--- EXTRACTED ENTRIES Enclosed Below ---
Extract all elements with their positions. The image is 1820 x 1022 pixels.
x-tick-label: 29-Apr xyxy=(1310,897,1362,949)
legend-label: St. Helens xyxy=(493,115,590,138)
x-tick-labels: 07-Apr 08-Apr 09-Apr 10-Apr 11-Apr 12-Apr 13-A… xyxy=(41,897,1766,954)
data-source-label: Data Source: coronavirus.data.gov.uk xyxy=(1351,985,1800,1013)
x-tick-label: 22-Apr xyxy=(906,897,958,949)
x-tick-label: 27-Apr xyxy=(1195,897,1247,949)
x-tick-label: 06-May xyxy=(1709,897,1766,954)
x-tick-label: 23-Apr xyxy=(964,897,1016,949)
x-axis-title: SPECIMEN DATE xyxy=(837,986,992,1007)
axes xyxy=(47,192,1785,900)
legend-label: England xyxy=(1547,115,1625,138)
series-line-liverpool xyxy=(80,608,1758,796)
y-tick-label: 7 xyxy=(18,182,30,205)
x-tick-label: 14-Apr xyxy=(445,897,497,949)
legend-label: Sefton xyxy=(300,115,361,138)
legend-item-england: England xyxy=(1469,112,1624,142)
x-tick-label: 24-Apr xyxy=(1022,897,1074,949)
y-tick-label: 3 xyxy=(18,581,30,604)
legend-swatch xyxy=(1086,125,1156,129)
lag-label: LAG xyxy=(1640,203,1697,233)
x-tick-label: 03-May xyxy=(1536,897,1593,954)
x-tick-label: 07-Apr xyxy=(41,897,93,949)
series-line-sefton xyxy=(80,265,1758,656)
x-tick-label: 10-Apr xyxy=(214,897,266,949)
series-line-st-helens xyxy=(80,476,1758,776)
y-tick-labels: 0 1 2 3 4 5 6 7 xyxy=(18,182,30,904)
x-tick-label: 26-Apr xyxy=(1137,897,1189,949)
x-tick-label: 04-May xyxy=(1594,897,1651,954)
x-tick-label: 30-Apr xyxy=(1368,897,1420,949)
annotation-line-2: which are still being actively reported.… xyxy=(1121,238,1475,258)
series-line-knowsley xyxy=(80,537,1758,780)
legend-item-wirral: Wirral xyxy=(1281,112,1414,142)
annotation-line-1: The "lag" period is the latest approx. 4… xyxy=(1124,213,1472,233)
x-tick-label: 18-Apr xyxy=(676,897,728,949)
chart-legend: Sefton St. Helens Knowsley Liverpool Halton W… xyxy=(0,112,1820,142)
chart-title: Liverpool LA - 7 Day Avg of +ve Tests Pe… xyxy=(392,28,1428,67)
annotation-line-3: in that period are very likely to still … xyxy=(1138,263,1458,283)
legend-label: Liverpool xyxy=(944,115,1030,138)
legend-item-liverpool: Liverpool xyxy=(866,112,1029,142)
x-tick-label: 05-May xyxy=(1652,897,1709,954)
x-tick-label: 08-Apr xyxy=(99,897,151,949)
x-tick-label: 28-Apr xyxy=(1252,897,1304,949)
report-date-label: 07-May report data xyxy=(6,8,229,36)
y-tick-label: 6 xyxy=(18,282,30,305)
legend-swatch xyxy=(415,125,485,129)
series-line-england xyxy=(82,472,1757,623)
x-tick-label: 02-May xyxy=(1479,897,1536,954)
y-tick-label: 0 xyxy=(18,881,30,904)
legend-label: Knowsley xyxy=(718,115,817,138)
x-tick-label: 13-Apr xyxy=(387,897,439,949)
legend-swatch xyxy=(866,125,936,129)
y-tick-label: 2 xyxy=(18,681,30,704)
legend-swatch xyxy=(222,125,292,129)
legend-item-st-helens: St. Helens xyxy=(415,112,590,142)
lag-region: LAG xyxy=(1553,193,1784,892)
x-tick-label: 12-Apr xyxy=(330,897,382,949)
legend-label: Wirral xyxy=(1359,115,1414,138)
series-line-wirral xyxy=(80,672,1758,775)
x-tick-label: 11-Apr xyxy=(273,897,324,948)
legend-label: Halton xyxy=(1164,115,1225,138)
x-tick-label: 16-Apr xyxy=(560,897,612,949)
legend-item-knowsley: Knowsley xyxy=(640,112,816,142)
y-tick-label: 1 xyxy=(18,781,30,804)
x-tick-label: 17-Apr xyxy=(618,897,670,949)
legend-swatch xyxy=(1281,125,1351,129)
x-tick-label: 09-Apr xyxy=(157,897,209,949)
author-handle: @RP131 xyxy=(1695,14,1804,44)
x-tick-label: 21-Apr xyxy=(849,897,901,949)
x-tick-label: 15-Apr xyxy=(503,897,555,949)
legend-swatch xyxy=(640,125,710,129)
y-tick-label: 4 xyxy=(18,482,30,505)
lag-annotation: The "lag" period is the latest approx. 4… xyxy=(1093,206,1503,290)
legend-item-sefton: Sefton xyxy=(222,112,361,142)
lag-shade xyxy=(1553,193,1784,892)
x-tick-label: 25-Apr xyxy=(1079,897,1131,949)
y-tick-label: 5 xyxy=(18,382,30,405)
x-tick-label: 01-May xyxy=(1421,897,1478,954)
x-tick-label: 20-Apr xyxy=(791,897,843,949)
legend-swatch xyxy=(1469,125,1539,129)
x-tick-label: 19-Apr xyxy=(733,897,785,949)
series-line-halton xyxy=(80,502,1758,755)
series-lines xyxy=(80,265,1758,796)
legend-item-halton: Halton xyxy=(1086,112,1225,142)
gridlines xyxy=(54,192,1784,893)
--- End of Enclosed EXTRACTED ENTRIES ---
**PROBLEM DETAILS**
Copy each line holding the word "annotation" from the listing above.

**TASK ANSWER**
annotation-line-2: which are still being actively reported.… xyxy=(1121,238,1475,258)
annotation-line-1: The "lag" period is the latest approx. 4… xyxy=(1124,213,1472,233)
annotation-line-3: in that period are very likely to still … xyxy=(1138,263,1458,283)
lag-annotation: The "lag" period is the latest approx. 4… xyxy=(1093,206,1503,290)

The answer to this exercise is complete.